Reproduce the listing word for word, leaving every picture behind.

__Records shown__.
_ _ _
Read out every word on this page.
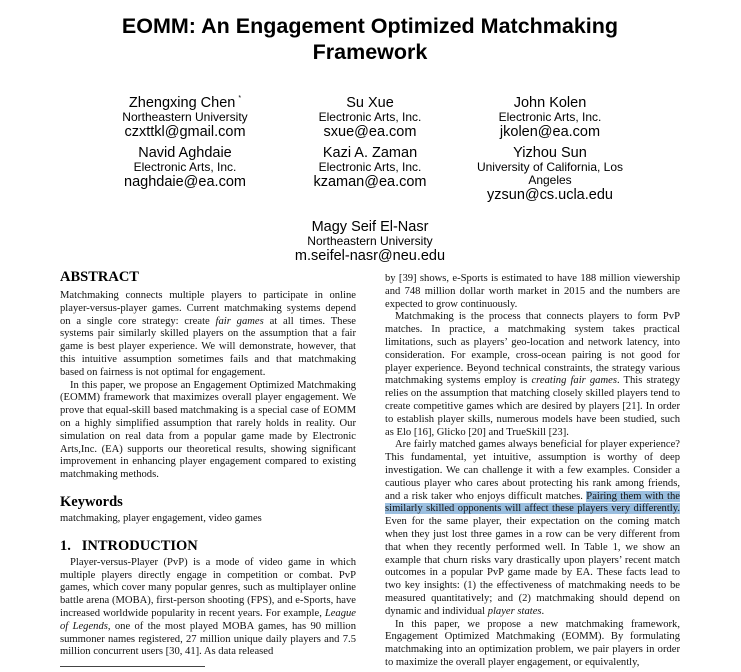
EOMM: An Engagement Optimized Matchmaking
Framework
Zhengxing Chen *
Northeastern University
czxttkl@gmail.com
Su Xue
Electronic Arts, Inc.
sxue@ea.com
John Kolen
Electronic Arts, Inc.
jkolen@ea.com
Navid Aghdaie
Electronic Arts, Inc.
naghdaie@ea.com
Kazi A. Zaman
Electronic Arts, Inc.
kzaman@ea.com
Yizhou Sun
University of California, Los
Angeles
yzsun@cs.ucla.edu
Magy Seif El-Nasr
Northeastern University
m.seifel-nasr@neu.edu
ABSTRACT

Matchmaking connects multiple players to participate in online player-versus-player games. Current matchmaking systems depend on a single core strategy: create fair games at all times. These systems pair similarly skilled players on the assumption that a fair game is best player experience. We will demonstrate, however, that this intuitive assumption sometimes fails and that matchmaking based on fairness is not optimal for engagement.

In this paper, we propose an Engagement Optimized Matchmaking (EOMM) framework that maximizes overall player engagement. We prove that equal-skill based matchmaking is a special case of EOMM on a highly simplified assumption that rarely holds in reality. Our simulation on real data from a popular game made by Electronic Arts,Inc. (EA) supports our theoretical results, showing significant improvement in enhancing player engagement compared to existing matchmaking methods.

Keywords

matchmaking, player engagement, video games

1.   INTRODUCTION

Player-versus-Player (PvP) is a mode of video game in which multiple players directly engage in competition or combat. PvP games, which cover many popular genres, such as multiplayer online battle arena (MOBA), first-person shooting (FPS), and e-Sports, have increased worldwide popularity in recent years. For example, League of Legends, one of the most played MOBA games, has 90 million summoner names registered, 27 million unique daily players and 7.5 million concurrent users [30, 41]. As data released

by [39] shows, e-Sports is estimated to have 188 million viewership and 748 million dollar worth market in 2015 and the numbers are expected to grow continuously.

Matchmaking is the process that connects players to form PvP matches. In practice, a matchmaking system takes practical limitations, such as players’ geo-location and network latency, into consideration. For example, cross-ocean pairing is not good for player experience. Beyond technical constraints, the strategy various matchmaking systems employ is creating fair games. This strategy relies on the assumption that matching closely skilled players tend to create competitive games which are desired by players [21]. In order to establish player skills, numerous models have been studied, such as Elo [16], Glicko [20] and TrueSkill [23].

Are fairly matched games always beneficial for player experience? This fundamental, yet intuitive, assumption is worthy of deep investigation. We can challenge it with a few examples. Consider a cautious player who cares about protecting his rank among friends, and a risk taker who enjoys difficult matches. Pairing them with the similarly skilled opponents will affect these players very differently. Even for the same player, their expectation on the coming match when they just lost three games in a row can be very different from that when they recently performed well. In Table 1, we show an example that churn risks vary drastically upon players’ recent match outcomes in a popular PvP game made by EA. These facts lead to two key insights: (1) the effectiveness of matchmaking needs to be measured quantitatively; and (2) matchmaking should depend on dynamic and individual player states.

In this paper, we propose a new matchmaking framework, Engagement Optimized Matchmaking (EOMM). By formulating matchmaking into an optimization problem, we pair players in order to maximize the overall player engagement, or equivalently,
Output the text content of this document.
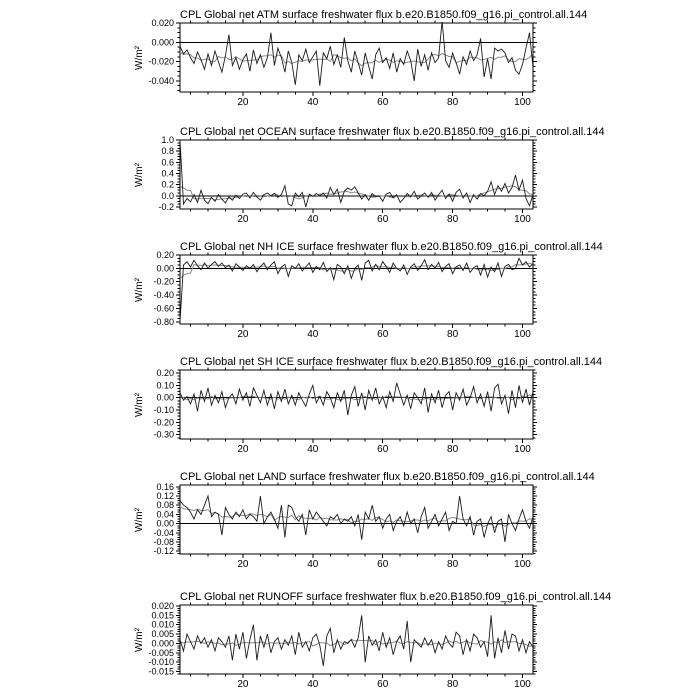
20	40	60	80	100
0.020
0.000
-0.020
-0.040
20	40	60	80	100
1.0
0.8
0.6
0.4
0.2
0.0
-0.2
20	40	60	80	100
0.20
0.00
-0.20
-0.40
-0.60
-0.80
20	40	60	80	100
0.20
0.10
0.00
-0.10
-0.20
-0.30
20	40	60	80	100
0.16
0.12
0.08
0.04
0.00
-0.04
-0.08
-0.12
20	40	60	80	100
0.020
0.015
0.010
0.005
0.000
-0.005
-0.010
-0.015
CPL Global net ATM surface freshwater flux b.e20.B1850.f09_g16.pi_control.all.144
CPL Global net OCEAN surface freshwater flux b.e20.B1850.f09_g16.pi_control.all.144
CPL Global net NH ICE surface freshwater flux b.e20.B1850.f09_g16.pi_control.all.144
CPL Global net SH ICE surface freshwater flux b.e20.B1850.f09_g16.pi_control.all.144
CPL Global net LAND surface freshwater flux b.e20.B1850.f09_g16.pi_control.all.144
CPL Global net RUNOFF surface freshwater flux b.e20.B1850.f09_g16.pi_control.all.144
W/m²
W/m²
W/m²
W/m²
W/m²
W/m²
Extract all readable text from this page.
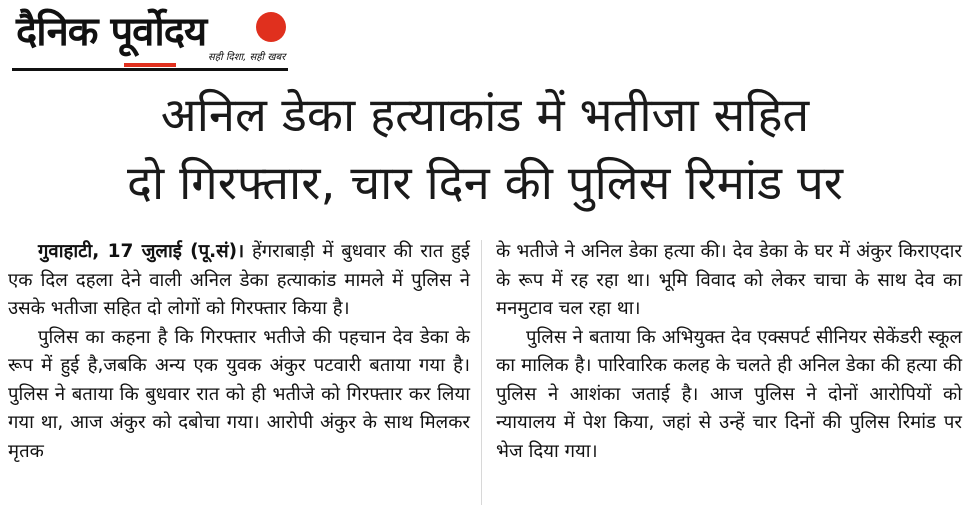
दैनिक पूर्वोदय
सही दिशा, सही खबर
अनिल डेका हत्याकांड में भतीजा सहित
दो गिरफ्तार, चार दिन की पुलिस रिमांड पर

गुवाहाटी, 17 जुलाई (पू.सं)। हेंगराबाड़ी में बुधवार की रात हुई एक दिल दहला देने वाली अनिल डेका हत्याकांड मामले में पुलिस ने उसके भतीजा सहित दो लोगों को गिरफ्तार किया है।

पुलिस का कहना है कि गिरफ्तार भतीजे की पहचान देव डेका के रूप में हुई है,जबकि अन्य एक युवक अंकुर पटवारी बताया गया है। पुलिस ने बताया कि बुधवार रात को ही भतीजे को गिरफ्तार कर लिया गया था, आज अंकुर को दबोचा गया। आरोपी अंकुर के साथ मिलकर मृतक

के भतीजे ने अनिल डेका हत्या की। देव डेका के घर में अंकुर किराएदार के रूप में रह रहा था। भूमि विवाद को लेकर चाचा के साथ देव का मनमुटाव चल रहा था।

पुलिस ने बताया कि अभियुक्त देव एक्सपर्ट सीनियर सेकेंडरी स्कूल का मालिक है। पारिवारिक कलह के चलते ही अनिल डेका की हत्या की पुलिस ने आशंका जताई है। आज पुलिस ने दोनों आरोपियों को न्यायालय में पेश किया, जहां से उन्हें चार दिनों की पुलिस रिमांड पर भेज दिया गया।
_ _ _
__Answer to the exercise__.
Read out every word on this page.
EOMM: An Engagement Optimized Matchmaking
Framework
Zhengxing Chen *
Northeastern University
czxttkl@gmail.com
Su Xue
Electronic Arts, Inc.
sxue@ea.com
John Kolen
Electronic Arts, Inc.
jkolen@ea.com
Navid Aghdaie
Electronic Arts, Inc.
naghdaie@ea.com
Kazi A. Zaman
Electronic Arts, Inc.
kzaman@ea.com
Yizhou Sun
University of California, Los
Angeles
yzsun@cs.ucla.edu
Magy Seif El-Nasr
Northeastern University
m.seifel-nasr@neu.edu
ABSTRACT

Matchmaking connects multiple players to participate in online player-versus-player games. Current matchmaking systems depend on a single core strategy: create fair games at all times. These systems pair similarly skilled players on the assumption that a fair game is best player experience. We will demonstrate, however, that this intuitive assumption sometimes fails and that matchmaking based on fairness is not optimal for engagement.

In this paper, we propose an Engagement Optimized Matchmaking (EOMM) framework that maximizes overall player engagement. We prove that equal-skill based matchmaking is a special case of EOMM on a highly simplified assumption that rarely holds in reality. Our simulation on real data from a popular game made by Electronic Arts,Inc. (EA) supports our theoretical results, showing significant improvement in enhancing player engagement compared to existing matchmaking methods.

Keywords

matchmaking, player engagement, video games

1.   INTRODUCTION

Player-versus-Player (PvP) is a mode of video game in which multiple players directly engage in competition or combat. PvP games, which cover many popular genres, such as multiplayer online battle arena (MOBA), first-person shooting (FPS), and e-Sports, have increased worldwide popularity in recent years. For example, League of Legends, one of the most played MOBA games, has 90 million summoner names registered, 27 million unique daily players and 7.5 million concurrent users [30, 41]. As data released

by [39] shows, e-Sports is estimated to have 188 million viewership and 748 million dollar worth market in 2015 and the numbers are expected to grow continuously.

Matchmaking is the process that connects players to form PvP matches. In practice, a matchmaking system takes practical limitations, such as players’ geo-location and network latency, into consideration. For example, cross-ocean pairing is not good for player experience. Beyond technical constraints, the strategy various matchmaking systems employ is creating fair games. This strategy relies on the assumption that matching closely skilled players tend to create competitive games which are desired by players [21]. In order to establish player skills, numerous models have been studied, such as Elo [16], Glicko [20] and TrueSkill [23].

Are fairly matched games always beneficial for player experience? This fundamental, yet intuitive, assumption is worthy of deep investigation. We can challenge it with a few examples. Consider a cautious player who cares about protecting his rank among friends, and a risk taker who enjoys difficult matches. Pairing them with the similarly skilled opponents will affect these players very differently. Even for the same player, their expectation on the coming match when they just lost three games in a row can be very different from that when they recently performed well. In Table 1, we show an example that churn risks vary drastically upon players’ recent match outcomes in a popular PvP game made by EA. These facts lead to two key insights: (1) the effectiveness of matchmaking needs to be measured quantitatively; and (2) matchmaking should depend on dynamic and individual player states.

In this paper, we propose a new matchmaking framework, Engagement Optimized Matchmaking (EOMM). By formulating matchmaking into an optimization problem, we pair players in order to maximize the overall player engagement, or equivalently,
Output the text content of this document.
20	40	60	80	100
0.020
0.000
-0.020
-0.040
20	40	60	80	100
1.0
0.8
0.6
0.4
0.2
0.0
-0.2
20	40	60	80	100
0.20
0.00
-0.20
-0.40
-0.60
-0.80
20	40	60	80	100
0.20
0.10
0.00
-0.10
-0.20
-0.30
20	40	60	80	100
0.16
0.12
0.08
0.04
0.00
-0.04
-0.08
-0.12
20	40	60	80	100
0.020
0.015
0.010
0.005
0.000
-0.005
-0.010
-0.015
CPL Global net ATM surface freshwater flux b.e20.B1850.f09_g16.pi_control.all.144
CPL Global net OCEAN surface freshwater flux b.e20.B1850.f09_g16.pi_control.all.144
CPL Global net NH ICE surface freshwater flux b.e20.B1850.f09_g16.pi_control.all.144
CPL Global net SH ICE surface freshwater flux b.e20.B1850.f09_g16.pi_control.all.144
CPL Global net LAND surface freshwater flux b.e20.B1850.f09_g16.pi_control.all.144
CPL Global net RUNOFF surface freshwater flux b.e20.B1850.f09_g16.pi_control.all.144
W/m²
W/m²
W/m²
W/m²
W/m²
W/m²
Extract all readable text from this page.
दैनिक पूर्वोदय
सही दिशा, सही खबर
अनिल डेका हत्याकांड में भतीजा सहित
दो गिरफ्तार, चार दिन की पुलिस रिमांड पर

गुवाहाटी, 17 जुलाई (पू.सं)। हेंगराबाड़ी में बुधवार की रात हुई एक दिल दहला देने वाली अनिल डेका हत्याकांड मामले में पुलिस ने उसके भतीजा सहित दो लोगों को गिरफ्तार किया है।

पुलिस का कहना है कि गिरफ्तार भतीजे की पहचान देव डेका के रूप में हुई है,जबकि अन्य एक युवक अंकुर पटवारी बताया गया है। पुलिस ने बताया कि बुधवार रात को ही भतीजे को गिरफ्तार कर लिया गया था, आज अंकुर को दबोचा गया। आरोपी अंकुर के साथ मिलकर मृतक

के भतीजे ने अनिल डेका हत्या की। देव डेका के घर में अंकुर किराएदार के रूप में रह रहा था। भूमि विवाद को लेकर चाचा के साथ देव का मनमुटाव चल रहा था।

पुलिस ने बताया कि अभियुक्त देव एक्सपर्ट सीनियर सेकेंडरी स्कूल का मालिक है। पारिवारिक कलह के चलते ही अनिल डेका की हत्या की पुलिस ने आशंका जताई है। आज पुलिस ने दोनों आरोपियों को न्यायालय में पेश किया, जहां से उन्हें चार दिनों की पुलिस रिमांड पर भेज दिया गया।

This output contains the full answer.